— start of ITEMS —

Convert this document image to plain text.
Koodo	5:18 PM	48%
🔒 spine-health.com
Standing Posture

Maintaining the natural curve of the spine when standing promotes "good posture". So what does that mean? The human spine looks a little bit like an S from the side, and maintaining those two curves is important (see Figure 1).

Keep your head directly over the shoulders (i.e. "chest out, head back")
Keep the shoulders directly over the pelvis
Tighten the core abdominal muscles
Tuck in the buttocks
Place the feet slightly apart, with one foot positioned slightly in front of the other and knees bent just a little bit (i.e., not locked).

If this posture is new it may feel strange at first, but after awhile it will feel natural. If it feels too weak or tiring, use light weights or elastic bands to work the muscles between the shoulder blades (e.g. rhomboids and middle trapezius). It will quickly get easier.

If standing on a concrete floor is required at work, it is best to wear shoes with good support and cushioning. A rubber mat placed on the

— end of ITEMS —

- [STATED GOAL]:
Look through the material above and pick out each line holding the word "directly".

- [EXPECTED OUTPUT]:
Keep your head directly over the shoulders (i.e. "chest out, head back")
Keep the shoulders directly over the pelvis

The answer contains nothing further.